What is needed:
Find the lines holding the string "收费依据" in the data, then copy all of them.

Data for the task:
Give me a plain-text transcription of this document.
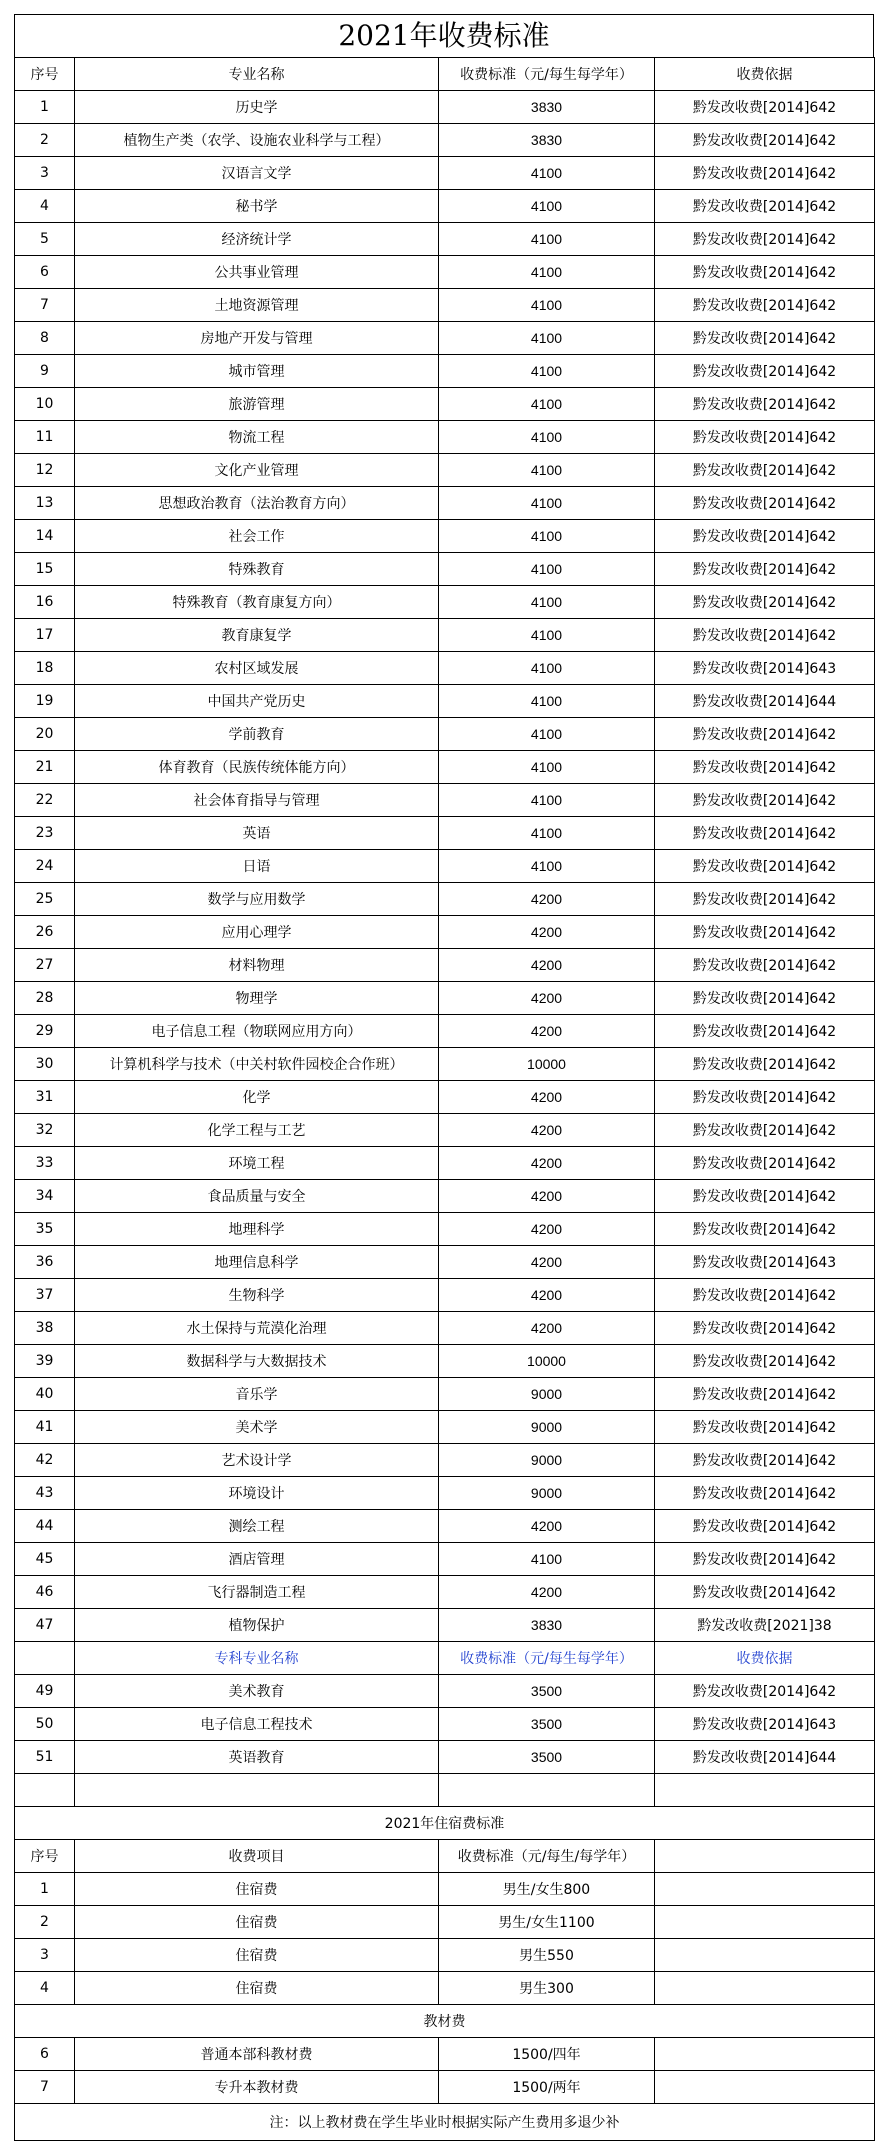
2021年收费标准
序号	专业名称	收费标准（元/每生每学年）	收费依据
1	历史学	3830	黔发改收费[2014]642
2	植物生产类（农学、设施农业科学与工程）	3830	黔发改收费[2014]642
3	汉语言文学	4100	黔发改收费[2014]642
4	秘书学	4100	黔发改收费[2014]642
5	经济统计学	4100	黔发改收费[2014]642
6	公共事业管理	4100	黔发改收费[2014]642
7	土地资源管理	4100	黔发改收费[2014]642
8	房地产开发与管理	4100	黔发改收费[2014]642
9	城市管理	4100	黔发改收费[2014]642
10	旅游管理	4100	黔发改收费[2014]642
11	物流工程	4100	黔发改收费[2014]642
12	文化产业管理	4100	黔发改收费[2014]642
13	思想政治教育（法治教育方向）	4100	黔发改收费[2014]642
14	社会工作	4100	黔发改收费[2014]642
15	特殊教育	4100	黔发改收费[2014]642
16	特殊教育（教育康复方向）	4100	黔发改收费[2014]642
17	教育康复学	4100	黔发改收费[2014]642
18	农村区域发展	4100	黔发改收费[2014]643
19	中国共产党历史	4100	黔发改收费[2014]644
20	学前教育	4100	黔发改收费[2014]642
21	体育教育（民族传统体能方向）	4100	黔发改收费[2014]642
22	社会体育指导与管理	4100	黔发改收费[2014]642
23	英语	4100	黔发改收费[2014]642
24	日语	4100	黔发改收费[2014]642
25	数学与应用数学	4200	黔发改收费[2014]642
26	应用心理学	4200	黔发改收费[2014]642
27	材料物理	4200	黔发改收费[2014]642
28	物理学	4200	黔发改收费[2014]642
29	电子信息工程（物联网应用方向）	4200	黔发改收费[2014]642
30	计算机科学与技术（中关村软件园校企合作班）	10000	黔发改收费[2014]642
31	化学	4200	黔发改收费[2014]642
32	化学工程与工艺	4200	黔发改收费[2014]642
33	环境工程	4200	黔发改收费[2014]642
34	食品质量与安全	4200	黔发改收费[2014]642
35	地理科学	4200	黔发改收费[2014]642
36	地理信息科学	4200	黔发改收费[2014]643
37	生物科学	4200	黔发改收费[2014]642
38	水土保持与荒漠化治理	4200	黔发改收费[2014]642
39	数据科学与大数据技术	10000	黔发改收费[2014]642
40	音乐学	9000	黔发改收费[2014]642
41	美术学	9000	黔发改收费[2014]642
42	艺术设计学	9000	黔发改收费[2014]642
43	环境设计	9000	黔发改收费[2014]642
44	测绘工程	4200	黔发改收费[2014]642
45	酒店管理	4100	黔发改收费[2014]642
46	飞行器制造工程	4200	黔发改收费[2014]642
47	植物保护	3830	黔发改收费[2021]38
	专科专业名称	收费标准（元/每生每学年）	收费依据
49	美术教育	3500	黔发改收费[2014]642
50	电子信息工程技术	3500	黔发改收费[2014]643
51	英语教育	3500	黔发改收费[2014]644

2021年住宿费标准			
序号	收费项目	收费标准（元/每生/每学年）	
1	住宿费	男生/女生800	
2	住宿费	男生/女生1100	
3	住宿费	男生550	
4	住宿费	男生300	
教材费			
6	普通本部科教材费	1500/四年	
7	专升本教材费	1500/两年	
注：以上教材费在学生毕业时根据实际产生费用多退少补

Exercise output:
序号	专业名称	收费标准（元/每生每学年）	收费依据
	专科专业名称	收费标准（元/每生每学年）	收费依据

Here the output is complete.